— BEGIN Records for the exercise —

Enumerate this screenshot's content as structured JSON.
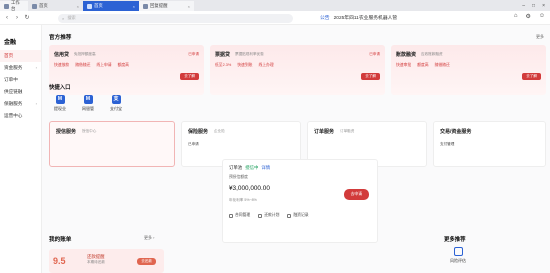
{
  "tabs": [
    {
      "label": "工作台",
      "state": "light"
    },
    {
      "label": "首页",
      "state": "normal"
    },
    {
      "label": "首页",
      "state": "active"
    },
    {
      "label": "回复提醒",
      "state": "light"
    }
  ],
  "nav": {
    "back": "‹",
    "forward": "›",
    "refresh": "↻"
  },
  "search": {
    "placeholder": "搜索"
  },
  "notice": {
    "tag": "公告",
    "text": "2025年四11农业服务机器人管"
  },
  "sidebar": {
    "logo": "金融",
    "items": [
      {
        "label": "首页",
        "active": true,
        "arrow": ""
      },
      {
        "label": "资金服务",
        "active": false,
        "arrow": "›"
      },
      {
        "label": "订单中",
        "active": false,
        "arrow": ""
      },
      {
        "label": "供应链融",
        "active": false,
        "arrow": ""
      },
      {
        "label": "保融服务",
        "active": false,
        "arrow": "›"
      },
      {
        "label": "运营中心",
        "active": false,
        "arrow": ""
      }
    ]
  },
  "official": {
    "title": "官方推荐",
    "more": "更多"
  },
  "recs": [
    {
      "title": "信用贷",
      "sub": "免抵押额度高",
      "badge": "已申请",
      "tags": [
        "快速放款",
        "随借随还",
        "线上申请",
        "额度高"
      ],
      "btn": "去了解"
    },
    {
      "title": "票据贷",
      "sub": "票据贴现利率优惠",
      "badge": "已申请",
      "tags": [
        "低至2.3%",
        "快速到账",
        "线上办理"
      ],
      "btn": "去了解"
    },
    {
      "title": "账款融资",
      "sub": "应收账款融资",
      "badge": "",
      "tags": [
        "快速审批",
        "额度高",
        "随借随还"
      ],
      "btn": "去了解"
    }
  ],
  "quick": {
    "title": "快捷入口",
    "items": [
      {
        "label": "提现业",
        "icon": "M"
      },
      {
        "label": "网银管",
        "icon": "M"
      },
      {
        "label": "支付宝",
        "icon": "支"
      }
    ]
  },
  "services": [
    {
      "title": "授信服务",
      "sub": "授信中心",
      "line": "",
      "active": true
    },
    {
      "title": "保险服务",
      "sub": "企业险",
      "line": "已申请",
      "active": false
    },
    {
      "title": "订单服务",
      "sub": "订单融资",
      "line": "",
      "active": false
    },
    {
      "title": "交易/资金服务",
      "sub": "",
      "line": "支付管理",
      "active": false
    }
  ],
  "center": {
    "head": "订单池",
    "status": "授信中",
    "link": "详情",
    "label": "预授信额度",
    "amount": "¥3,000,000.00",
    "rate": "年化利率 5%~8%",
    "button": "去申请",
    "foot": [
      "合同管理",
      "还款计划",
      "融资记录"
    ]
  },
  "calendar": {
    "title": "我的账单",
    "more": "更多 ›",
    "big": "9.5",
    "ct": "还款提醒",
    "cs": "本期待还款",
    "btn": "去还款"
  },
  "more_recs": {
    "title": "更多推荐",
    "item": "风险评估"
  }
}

— END Records for the exercise —
— BEGIN Records for the exercise —

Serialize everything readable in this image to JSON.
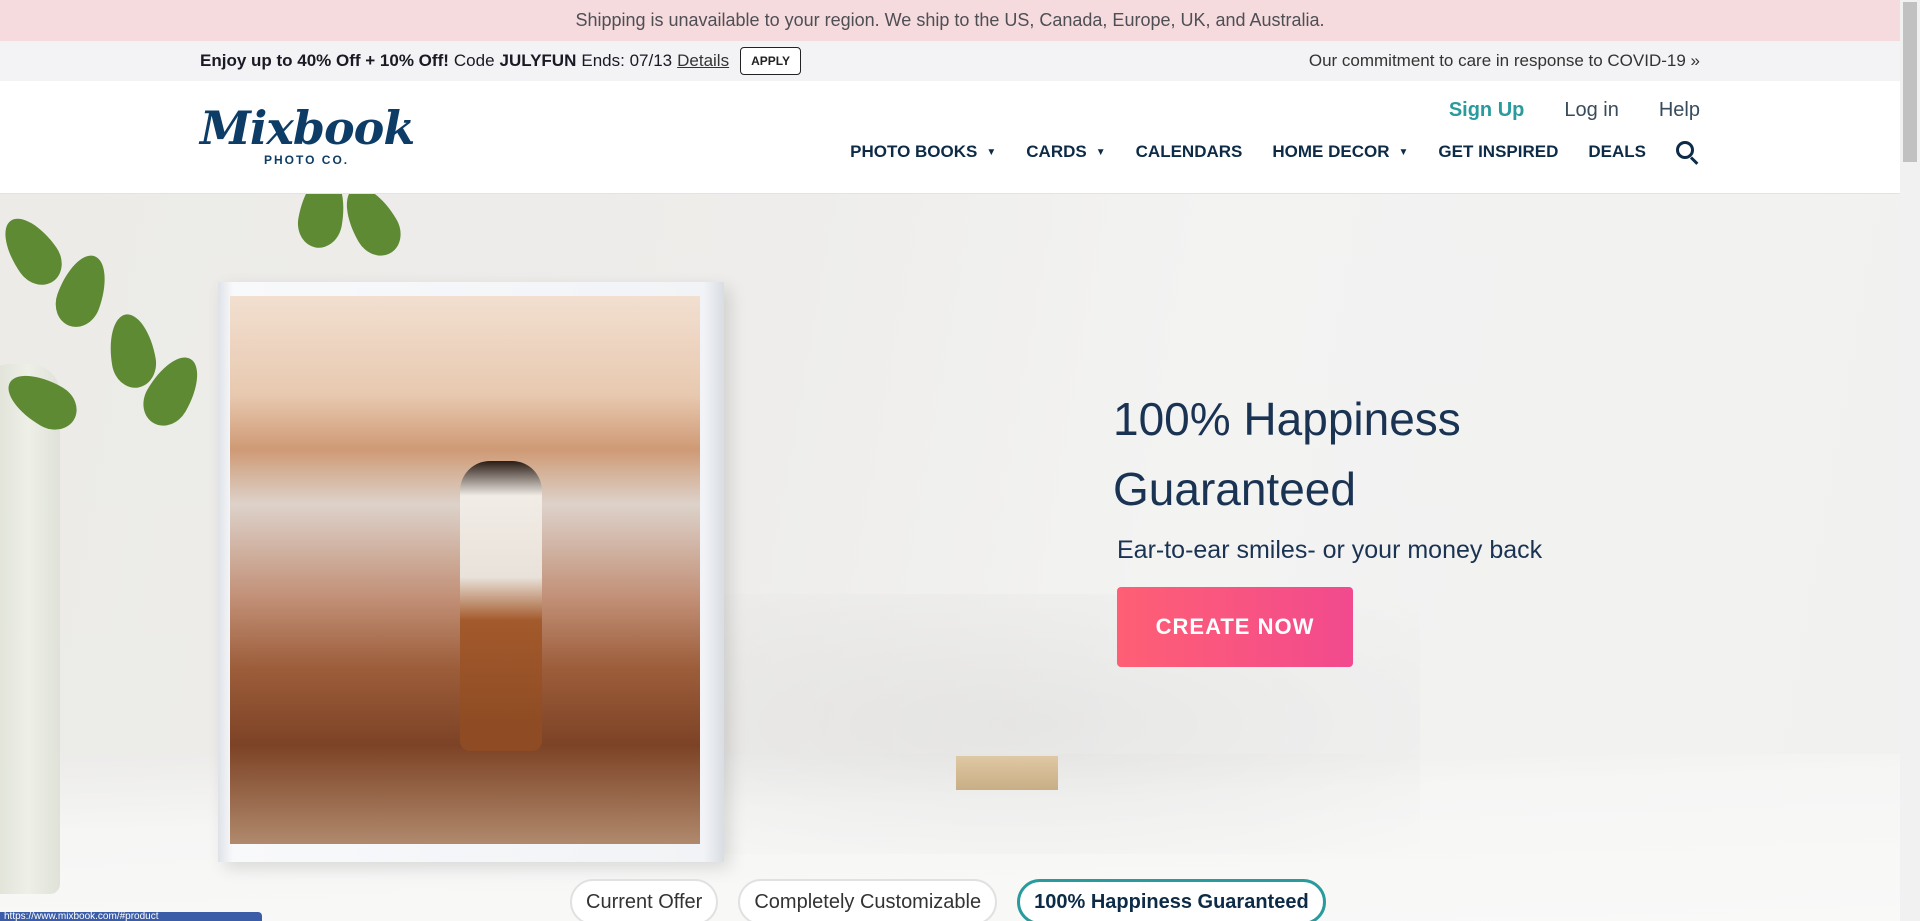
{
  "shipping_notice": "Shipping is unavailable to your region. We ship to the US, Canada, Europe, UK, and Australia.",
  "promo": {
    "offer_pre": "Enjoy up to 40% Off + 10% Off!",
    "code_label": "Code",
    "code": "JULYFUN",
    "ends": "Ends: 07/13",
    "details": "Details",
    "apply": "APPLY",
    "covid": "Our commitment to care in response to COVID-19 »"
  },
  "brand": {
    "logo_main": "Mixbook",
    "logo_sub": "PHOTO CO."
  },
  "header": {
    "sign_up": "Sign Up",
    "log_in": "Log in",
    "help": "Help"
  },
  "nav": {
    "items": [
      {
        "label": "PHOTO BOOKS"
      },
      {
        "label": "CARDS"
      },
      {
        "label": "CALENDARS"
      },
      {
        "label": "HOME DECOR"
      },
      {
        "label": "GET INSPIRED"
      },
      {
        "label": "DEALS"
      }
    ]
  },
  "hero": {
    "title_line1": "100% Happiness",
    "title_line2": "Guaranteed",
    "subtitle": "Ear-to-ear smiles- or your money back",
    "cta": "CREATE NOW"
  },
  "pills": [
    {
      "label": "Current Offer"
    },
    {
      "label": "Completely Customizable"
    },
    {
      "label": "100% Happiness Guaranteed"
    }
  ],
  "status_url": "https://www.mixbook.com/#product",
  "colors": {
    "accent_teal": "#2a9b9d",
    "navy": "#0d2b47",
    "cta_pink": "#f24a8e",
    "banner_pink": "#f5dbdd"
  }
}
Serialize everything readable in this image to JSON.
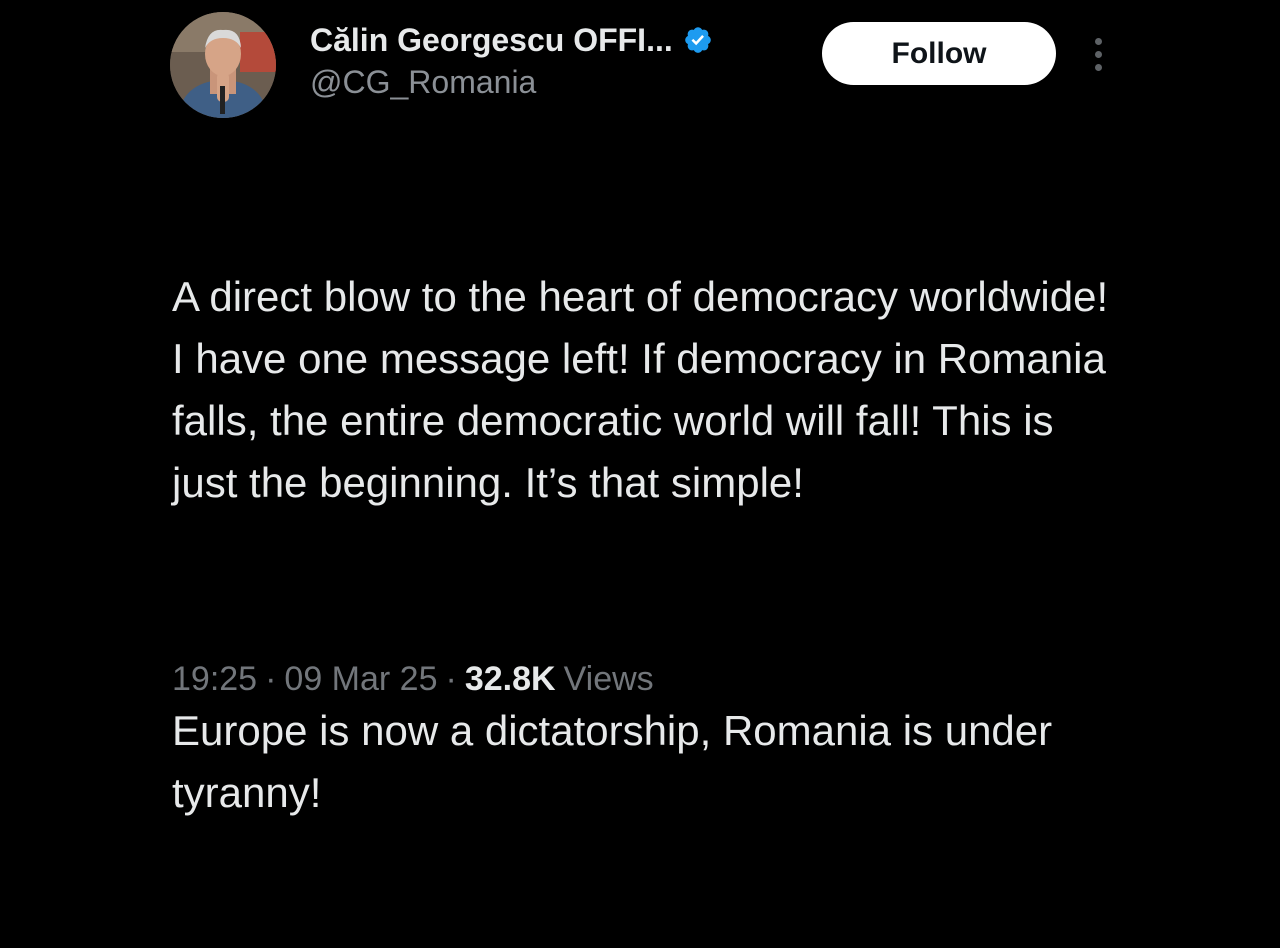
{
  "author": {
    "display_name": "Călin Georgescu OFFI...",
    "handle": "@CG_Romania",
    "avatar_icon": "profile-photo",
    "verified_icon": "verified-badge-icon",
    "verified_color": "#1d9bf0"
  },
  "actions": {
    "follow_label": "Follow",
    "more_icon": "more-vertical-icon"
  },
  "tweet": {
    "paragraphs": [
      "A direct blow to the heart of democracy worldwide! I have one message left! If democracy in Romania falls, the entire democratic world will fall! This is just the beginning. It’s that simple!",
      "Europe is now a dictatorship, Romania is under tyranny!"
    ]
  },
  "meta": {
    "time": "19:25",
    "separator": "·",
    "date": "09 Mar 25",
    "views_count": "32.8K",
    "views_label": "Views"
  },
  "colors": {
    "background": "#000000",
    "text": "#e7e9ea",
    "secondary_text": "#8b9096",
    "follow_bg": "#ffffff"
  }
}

— END Records for the exercise —

Copy each line that contains the word "badge".

■ Full solution:
      "badge": "已申请",
      "badge": "已申请",
      "badge": "",
    "verified_icon": "verified-badge-icon",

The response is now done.